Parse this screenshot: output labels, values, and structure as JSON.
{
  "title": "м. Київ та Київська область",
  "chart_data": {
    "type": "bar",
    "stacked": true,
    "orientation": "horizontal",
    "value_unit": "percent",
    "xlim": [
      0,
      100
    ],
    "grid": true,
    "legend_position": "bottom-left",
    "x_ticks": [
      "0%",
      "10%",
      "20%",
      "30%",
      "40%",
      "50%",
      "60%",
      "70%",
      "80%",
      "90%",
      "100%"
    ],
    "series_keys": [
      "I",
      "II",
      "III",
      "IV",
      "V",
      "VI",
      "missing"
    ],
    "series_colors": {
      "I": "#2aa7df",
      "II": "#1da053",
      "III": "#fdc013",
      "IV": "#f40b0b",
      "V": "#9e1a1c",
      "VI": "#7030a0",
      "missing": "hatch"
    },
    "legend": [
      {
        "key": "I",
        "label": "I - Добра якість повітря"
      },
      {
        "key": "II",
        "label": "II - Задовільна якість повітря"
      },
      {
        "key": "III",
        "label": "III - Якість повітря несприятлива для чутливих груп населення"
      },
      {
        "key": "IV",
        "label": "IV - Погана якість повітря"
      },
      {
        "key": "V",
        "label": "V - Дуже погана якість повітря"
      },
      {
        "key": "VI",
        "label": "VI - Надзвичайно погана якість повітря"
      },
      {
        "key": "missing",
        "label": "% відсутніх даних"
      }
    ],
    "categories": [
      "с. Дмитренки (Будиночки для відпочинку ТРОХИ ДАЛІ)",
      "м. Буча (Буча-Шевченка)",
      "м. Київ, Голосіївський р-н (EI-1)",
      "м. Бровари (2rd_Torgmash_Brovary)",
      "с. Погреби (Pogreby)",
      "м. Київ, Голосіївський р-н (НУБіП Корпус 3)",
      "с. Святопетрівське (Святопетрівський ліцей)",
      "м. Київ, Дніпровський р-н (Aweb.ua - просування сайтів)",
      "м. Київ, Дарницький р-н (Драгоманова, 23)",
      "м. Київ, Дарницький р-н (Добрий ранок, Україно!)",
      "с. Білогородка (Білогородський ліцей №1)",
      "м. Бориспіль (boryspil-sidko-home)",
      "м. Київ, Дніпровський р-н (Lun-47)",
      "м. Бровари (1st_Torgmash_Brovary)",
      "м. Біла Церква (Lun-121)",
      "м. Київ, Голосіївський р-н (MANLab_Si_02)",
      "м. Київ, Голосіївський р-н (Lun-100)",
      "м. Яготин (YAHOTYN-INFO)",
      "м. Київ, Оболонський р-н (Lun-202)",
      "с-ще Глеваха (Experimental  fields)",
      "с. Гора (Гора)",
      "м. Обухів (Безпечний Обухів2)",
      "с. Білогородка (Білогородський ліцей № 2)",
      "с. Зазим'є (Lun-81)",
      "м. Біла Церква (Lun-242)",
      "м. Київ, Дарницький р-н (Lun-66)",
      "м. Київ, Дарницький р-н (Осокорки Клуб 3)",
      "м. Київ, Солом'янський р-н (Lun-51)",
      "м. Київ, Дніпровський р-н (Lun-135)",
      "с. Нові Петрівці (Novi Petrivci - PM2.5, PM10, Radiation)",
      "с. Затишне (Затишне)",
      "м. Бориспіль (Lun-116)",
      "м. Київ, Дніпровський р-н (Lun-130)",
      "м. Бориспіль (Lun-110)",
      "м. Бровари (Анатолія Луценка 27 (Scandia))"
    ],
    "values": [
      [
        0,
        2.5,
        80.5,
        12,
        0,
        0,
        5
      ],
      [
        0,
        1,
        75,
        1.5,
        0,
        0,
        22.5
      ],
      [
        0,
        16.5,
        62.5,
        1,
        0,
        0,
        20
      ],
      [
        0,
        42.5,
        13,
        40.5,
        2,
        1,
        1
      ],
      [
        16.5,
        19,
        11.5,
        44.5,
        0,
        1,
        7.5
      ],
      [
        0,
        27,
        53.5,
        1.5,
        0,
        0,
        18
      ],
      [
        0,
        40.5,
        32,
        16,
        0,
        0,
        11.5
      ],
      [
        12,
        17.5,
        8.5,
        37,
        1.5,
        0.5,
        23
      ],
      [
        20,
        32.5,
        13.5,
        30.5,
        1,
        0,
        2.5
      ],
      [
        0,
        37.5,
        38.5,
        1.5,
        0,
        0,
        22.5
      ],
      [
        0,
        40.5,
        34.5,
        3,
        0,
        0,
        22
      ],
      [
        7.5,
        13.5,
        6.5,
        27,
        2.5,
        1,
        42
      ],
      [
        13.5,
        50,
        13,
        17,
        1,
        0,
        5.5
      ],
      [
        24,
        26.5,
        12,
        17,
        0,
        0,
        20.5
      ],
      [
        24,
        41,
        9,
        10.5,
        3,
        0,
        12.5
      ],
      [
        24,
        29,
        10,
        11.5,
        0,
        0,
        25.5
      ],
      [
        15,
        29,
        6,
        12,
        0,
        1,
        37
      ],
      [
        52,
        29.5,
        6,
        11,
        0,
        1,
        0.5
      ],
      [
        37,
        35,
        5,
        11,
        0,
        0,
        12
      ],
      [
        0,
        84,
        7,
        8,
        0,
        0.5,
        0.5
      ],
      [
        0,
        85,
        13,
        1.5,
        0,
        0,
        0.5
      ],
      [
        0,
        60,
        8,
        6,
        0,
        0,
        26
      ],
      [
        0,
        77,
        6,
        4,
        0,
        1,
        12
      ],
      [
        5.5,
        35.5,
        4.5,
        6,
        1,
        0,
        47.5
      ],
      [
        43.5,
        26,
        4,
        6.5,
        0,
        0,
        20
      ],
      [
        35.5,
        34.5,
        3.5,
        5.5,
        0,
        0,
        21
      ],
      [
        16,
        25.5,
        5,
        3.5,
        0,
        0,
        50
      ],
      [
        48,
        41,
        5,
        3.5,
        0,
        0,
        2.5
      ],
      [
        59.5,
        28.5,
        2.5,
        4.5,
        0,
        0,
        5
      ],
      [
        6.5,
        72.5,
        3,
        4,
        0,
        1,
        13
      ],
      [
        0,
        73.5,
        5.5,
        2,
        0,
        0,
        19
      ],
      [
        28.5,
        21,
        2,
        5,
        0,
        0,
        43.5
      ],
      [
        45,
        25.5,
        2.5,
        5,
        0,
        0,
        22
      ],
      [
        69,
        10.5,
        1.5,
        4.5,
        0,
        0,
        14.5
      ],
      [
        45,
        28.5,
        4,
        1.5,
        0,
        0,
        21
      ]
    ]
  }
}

TASK BRIEF:
Write out every record, exactly as written.

TASK SOLUTION:
Parse this screenshot: output labels, values, and structure as JSON.
{
  "title": "м. Київ та Київська область",
  "chart_data": {
    "type": "bar",
    "stacked": true,
    "orientation": "horizontal",
    "value_unit": "percent",
    "xlim": [
      0,
      100
    ],
    "grid": true,
    "legend_position": "bottom-left",
    "x_ticks": [
      "0%",
      "10%",
      "20%",
      "30%",
      "40%",
      "50%",
      "60%",
      "70%",
      "80%",
      "90%",
      "100%"
    ],
    "series_keys": [
      "I",
      "II",
      "III",
      "IV",
      "V",
      "VI",
      "missing"
    ],
    "series_colors": {
      "I": "#2aa7df",
      "II": "#1da053",
      "III": "#fdc013",
      "IV": "#f40b0b",
      "V": "#9e1a1c",
      "VI": "#7030a0",
      "missing": "hatch"
    },
    "legend": [
      {
        "key": "I",
        "label": "I - Добра якість повітря"
      },
      {
        "key": "II",
        "label": "II - Задовільна якість повітря"
      },
      {
        "key": "III",
        "label": "III - Якість повітря несприятлива для чутливих груп населення"
      },
      {
        "key": "IV",
        "label": "IV - Погана якість повітря"
      },
      {
        "key": "V",
        "label": "V - Дуже погана якість повітря"
      },
      {
        "key": "VI",
        "label": "VI - Надзвичайно погана якість повітря"
      },
      {
        "key": "missing",
        "label": "% відсутніх даних"
      }
    ],
    "categories": [
      "с. Дмитренки (Будиночки для відпочинку ТРОХИ ДАЛІ)",
      "м. Буча (Буча-Шевченка)",
      "м. Київ, Голосіївський р-н (EI-1)",
      "м. Бровари (2rd_Torgmash_Brovary)",
      "с. Погреби (Pogreby)",
      "м. Київ, Голосіївський р-н (НУБіП Корпус 3)",
      "с. Святопетрівське (Святопетрівський ліцей)",
      "м. Київ, Дніпровський р-н (Aweb.ua - просування сайтів)",
      "м. Київ, Дарницький р-н (Драгоманова, 23)",
      "м. Київ, Дарницький р-н (Добрий ранок, Україно!)",
      "с. Білогородка (Білогородський ліцей №1)",
      "м. Бориспіль (boryspil-sidko-home)",
      "м. Київ, Дніпровський р-н (Lun-47)",
      "м. Бровари (1st_Torgmash_Brovary)",
      "м. Біла Церква (Lun-121)",
      "м. Київ, Голосіївський р-н (MANLab_Si_02)",
      "м. Київ, Голосіївський р-н (Lun-100)",
      "м. Яготин (YAHOTYN-INFO)",
      "м. Київ, Оболонський р-н (Lun-202)",
      "с-ще Глеваха (Experimental  fields)",
      "с. Гора (Гора)",
      "м. Обухів (Безпечний Обухів2)",
      "с. Білогородка (Білогородський ліцей № 2)",
      "с. Зазим'є (Lun-81)",
      "м. Біла Церква (Lun-242)",
      "м. Київ, Дарницький р-н (Lun-66)",
      "м. Київ, Дарницький р-н (Осокорки Клуб 3)",
      "м. Київ, Солом'янський р-н (Lun-51)",
      "м. Київ, Дніпровський р-н (Lun-135)",
      "с. Нові Петрівці (Novi Petrivci - PM2.5, PM10, Radiation)",
      "с. Затишне (Затишне)",
      "м. Бориспіль (Lun-116)",
      "м. Київ, Дніпровський р-н (Lun-130)",
      "м. Бориспіль (Lun-110)",
      "м. Бровари (Анатолія Луценка 27 (Scandia))"
    ],
    "values": [
      [
        0,
        2.5,
        80.5,
        12,
        0,
        0,
        5
      ],
      [
        0,
        1,
        75,
        1.5,
        0,
        0,
        22.5
      ],
      [
        0,
        16.5,
        62.5,
        1,
        0,
        0,
        20
      ],
      [
        0,
        42.5,
        13,
        40.5,
        2,
        1,
        1
      ],
      [
        16.5,
        19,
        11.5,
        44.5,
        0,
        1,
        7.5
      ],
      [
        0,
        27,
        53.5,
        1.5,
        0,
        0,
        18
      ],
      [
        0,
        40.5,
        32,
        16,
        0,
        0,
        11.5
      ],
      [
        12,
        17.5,
        8.5,
        37,
        1.5,
        0.5,
        23
      ],
      [
        20,
        32.5,
        13.5,
        30.5,
        1,
        0,
        2.5
      ],
      [
        0,
        37.5,
        38.5,
        1.5,
        0,
        0,
        22.5
      ],
      [
        0,
        40.5,
        34.5,
        3,
        0,
        0,
        22
      ],
      [
        7.5,
        13.5,
        6.5,
        27,
        2.5,
        1,
        42
      ],
      [
        13.5,
        50,
        13,
        17,
        1,
        0,
        5.5
      ],
      [
        24,
        26.5,
        12,
        17,
        0,
        0,
        20.5
      ],
      [
        24,
        41,
        9,
        10.5,
        3,
        0,
        12.5
      ],
      [
        24,
        29,
        10,
        11.5,
        0,
        0,
        25.5
      ],
      [
        15,
        29,
        6,
        12,
        0,
        1,
        37
      ],
      [
        52,
        29.5,
        6,
        11,
        0,
        1,
        0.5
      ],
      [
        37,
        35,
        5,
        11,
        0,
        0,
        12
      ],
      [
        0,
        84,
        7,
        8,
        0,
        0.5,
        0.5
      ],
      [
        0,
        85,
        13,
        1.5,
        0,
        0,
        0.5
      ],
      [
        0,
        60,
        8,
        6,
        0,
        0,
        26
      ],
      [
        0,
        77,
        6,
        4,
        0,
        1,
        12
      ],
      [
        5.5,
        35.5,
        4.5,
        6,
        1,
        0,
        47.5
      ],
      [
        43.5,
        26,
        4,
        6.5,
        0,
        0,
        20
      ],
      [
        35.5,
        34.5,
        3.5,
        5.5,
        0,
        0,
        21
      ],
      [
        16,
        25.5,
        5,
        3.5,
        0,
        0,
        50
      ],
      [
        48,
        41,
        5,
        3.5,
        0,
        0,
        2.5
      ],
      [
        59.5,
        28.5,
        2.5,
        4.5,
        0,
        0,
        5
      ],
      [
        6.5,
        72.5,
        3,
        4,
        0,
        1,
        13
      ],
      [
        0,
        73.5,
        5.5,
        2,
        0,
        0,
        19
      ],
      [
        28.5,
        21,
        2,
        5,
        0,
        0,
        43.5
      ],
      [
        45,
        25.5,
        2.5,
        5,
        0,
        0,
        22
      ],
      [
        69,
        10.5,
        1.5,
        4.5,
        0,
        0,
        14.5
      ],
      [
        45,
        28.5,
        4,
        1.5,
        0,
        0,
        21
      ]
    ]
  }
}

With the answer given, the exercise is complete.